§ THE TASK
Check every line of the entries that follow, and copy the ones containing "this".

§ MATERIAL PROVIDED
_ _ _ _ _ _ _

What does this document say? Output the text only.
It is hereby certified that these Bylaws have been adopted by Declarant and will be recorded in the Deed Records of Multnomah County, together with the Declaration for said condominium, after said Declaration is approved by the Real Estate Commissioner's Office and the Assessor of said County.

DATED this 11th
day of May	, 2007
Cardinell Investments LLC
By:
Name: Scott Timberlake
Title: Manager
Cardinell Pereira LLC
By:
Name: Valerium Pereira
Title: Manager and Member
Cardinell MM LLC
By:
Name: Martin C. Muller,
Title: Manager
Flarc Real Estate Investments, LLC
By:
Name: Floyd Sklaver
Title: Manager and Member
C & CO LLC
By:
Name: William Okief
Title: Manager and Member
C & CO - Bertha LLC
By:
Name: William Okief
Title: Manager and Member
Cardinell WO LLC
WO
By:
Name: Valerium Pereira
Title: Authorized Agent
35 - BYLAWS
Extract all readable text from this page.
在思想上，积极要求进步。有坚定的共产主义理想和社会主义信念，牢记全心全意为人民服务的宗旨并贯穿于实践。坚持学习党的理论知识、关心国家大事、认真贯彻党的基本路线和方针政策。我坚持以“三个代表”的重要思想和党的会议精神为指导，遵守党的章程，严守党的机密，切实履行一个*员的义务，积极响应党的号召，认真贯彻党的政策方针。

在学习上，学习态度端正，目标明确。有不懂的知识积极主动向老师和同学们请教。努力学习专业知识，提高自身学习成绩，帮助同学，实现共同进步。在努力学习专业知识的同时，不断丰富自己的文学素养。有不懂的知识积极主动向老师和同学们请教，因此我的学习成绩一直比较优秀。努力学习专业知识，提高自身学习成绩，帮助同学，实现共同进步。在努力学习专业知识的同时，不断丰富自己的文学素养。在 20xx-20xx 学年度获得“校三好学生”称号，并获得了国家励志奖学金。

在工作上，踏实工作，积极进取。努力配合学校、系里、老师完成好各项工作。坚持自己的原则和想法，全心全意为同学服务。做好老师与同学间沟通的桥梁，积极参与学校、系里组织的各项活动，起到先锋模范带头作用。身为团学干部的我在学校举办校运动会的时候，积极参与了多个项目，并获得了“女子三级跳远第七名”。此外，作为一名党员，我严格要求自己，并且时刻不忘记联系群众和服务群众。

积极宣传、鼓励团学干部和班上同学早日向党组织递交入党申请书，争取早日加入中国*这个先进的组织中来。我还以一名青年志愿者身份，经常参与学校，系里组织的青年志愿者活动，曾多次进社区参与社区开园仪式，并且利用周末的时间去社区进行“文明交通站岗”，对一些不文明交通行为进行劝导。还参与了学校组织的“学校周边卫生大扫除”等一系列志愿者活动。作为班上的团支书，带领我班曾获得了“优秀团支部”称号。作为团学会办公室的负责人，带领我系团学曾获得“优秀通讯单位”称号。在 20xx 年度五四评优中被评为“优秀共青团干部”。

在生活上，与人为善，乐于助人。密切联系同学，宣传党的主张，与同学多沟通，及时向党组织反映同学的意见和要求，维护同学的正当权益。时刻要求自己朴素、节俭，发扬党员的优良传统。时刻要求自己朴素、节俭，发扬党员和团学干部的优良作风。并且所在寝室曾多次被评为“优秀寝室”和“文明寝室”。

_ _ _ _ _ _ _

§ EXERCISE SOLUTION
What does this document say? Output the text only.
DATED this 11th
Extract all readable text from this page.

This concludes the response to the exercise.